---------- Entries
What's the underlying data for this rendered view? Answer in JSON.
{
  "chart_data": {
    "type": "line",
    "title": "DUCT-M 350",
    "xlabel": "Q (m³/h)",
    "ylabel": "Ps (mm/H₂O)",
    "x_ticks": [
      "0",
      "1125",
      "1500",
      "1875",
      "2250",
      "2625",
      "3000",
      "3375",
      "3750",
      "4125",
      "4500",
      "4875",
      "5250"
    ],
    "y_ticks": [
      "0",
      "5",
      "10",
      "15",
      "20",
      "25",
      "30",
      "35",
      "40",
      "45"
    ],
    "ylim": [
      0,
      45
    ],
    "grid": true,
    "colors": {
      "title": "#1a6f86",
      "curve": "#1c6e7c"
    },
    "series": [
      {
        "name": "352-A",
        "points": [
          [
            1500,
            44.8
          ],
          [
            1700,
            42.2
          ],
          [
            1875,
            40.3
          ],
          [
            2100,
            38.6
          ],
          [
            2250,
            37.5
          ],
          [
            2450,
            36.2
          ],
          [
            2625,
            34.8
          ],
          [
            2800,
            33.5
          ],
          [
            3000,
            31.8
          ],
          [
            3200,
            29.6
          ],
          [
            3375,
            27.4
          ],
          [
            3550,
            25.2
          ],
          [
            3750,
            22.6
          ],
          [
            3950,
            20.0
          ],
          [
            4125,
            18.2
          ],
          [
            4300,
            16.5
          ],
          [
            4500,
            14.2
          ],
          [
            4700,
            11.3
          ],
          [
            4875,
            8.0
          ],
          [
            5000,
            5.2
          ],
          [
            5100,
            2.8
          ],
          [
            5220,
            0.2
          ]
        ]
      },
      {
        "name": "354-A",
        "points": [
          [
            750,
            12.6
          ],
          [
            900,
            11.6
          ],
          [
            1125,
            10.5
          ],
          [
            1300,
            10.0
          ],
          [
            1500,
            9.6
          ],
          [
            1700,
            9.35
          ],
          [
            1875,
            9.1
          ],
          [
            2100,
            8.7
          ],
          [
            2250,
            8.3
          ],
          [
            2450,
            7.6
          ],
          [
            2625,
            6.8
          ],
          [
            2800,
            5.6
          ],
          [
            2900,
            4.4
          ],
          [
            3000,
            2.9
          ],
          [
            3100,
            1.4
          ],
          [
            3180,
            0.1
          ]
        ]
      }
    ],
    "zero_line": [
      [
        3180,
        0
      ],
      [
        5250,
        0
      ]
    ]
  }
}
--------------------
> [Written problem]
Faithfully copy every entry, leaving nothing out.

> [Task answer]
What's the underlying data for this rendered view? Answer in JSON.
{
  "chart_data": {
    "type": "line",
    "title": "DUCT-M 350",
    "xlabel": "Q (m³/h)",
    "ylabel": "Ps (mm/H₂O)",
    "x_ticks": [
      "0",
      "1125",
      "1500",
      "1875",
      "2250",
      "2625",
      "3000",
      "3375",
      "3750",
      "4125",
      "4500",
      "4875",
      "5250"
    ],
    "y_ticks": [
      "0",
      "5",
      "10",
      "15",
      "20",
      "25",
      "30",
      "35",
      "40",
      "45"
    ],
    "ylim": [
      0,
      45
    ],
    "grid": true,
    "colors": {
      "title": "#1a6f86",
      "curve": "#1c6e7c"
    },
    "series": [
      {
        "name": "352-A",
        "points": [
          [
            1500,
            44.8
          ],
          [
            1700,
            42.2
          ],
          [
            1875,
            40.3
          ],
          [
            2100,
            38.6
          ],
          [
            2250,
            37.5
          ],
          [
            2450,
            36.2
          ],
          [
            2625,
            34.8
          ],
          [
            2800,
            33.5
          ],
          [
            3000,
            31.8
          ],
          [
            3200,
            29.6
          ],
          [
            3375,
            27.4
          ],
          [
            3550,
            25.2
          ],
          [
            3750,
            22.6
          ],
          [
            3950,
            20.0
          ],
          [
            4125,
            18.2
          ],
          [
            4300,
            16.5
          ],
          [
            4500,
            14.2
          ],
          [
            4700,
            11.3
          ],
          [
            4875,
            8.0
          ],
          [
            5000,
            5.2
          ],
          [
            5100,
            2.8
          ],
          [
            5220,
            0.2
          ]
        ]
      },
      {
        "name": "354-A",
        "points": [
          [
            750,
            12.6
          ],
          [
            900,
            11.6
          ],
          [
            1125,
            10.5
          ],
          [
            1300,
            10.0
          ],
          [
            1500,
            9.6
          ],
          [
            1700,
            9.35
          ],
          [
            1875,
            9.1
          ],
          [
            2100,
            8.7
          ],
          [
            2250,
            8.3
          ],
          [
            2450,
            7.6
          ],
          [
            2625,
            6.8
          ],
          [
            2800,
            5.6
          ],
          [
            2900,
            4.4
          ],
          [
            3000,
            2.9
          ],
          [
            3100,
            1.4
          ],
          [
            3180,
            0.1
          ]
        ]
      }
    ],
    "zero_line": [
      [
        3180,
        0
      ],
      [
        5250,
        0
      ]
    ]
  }
}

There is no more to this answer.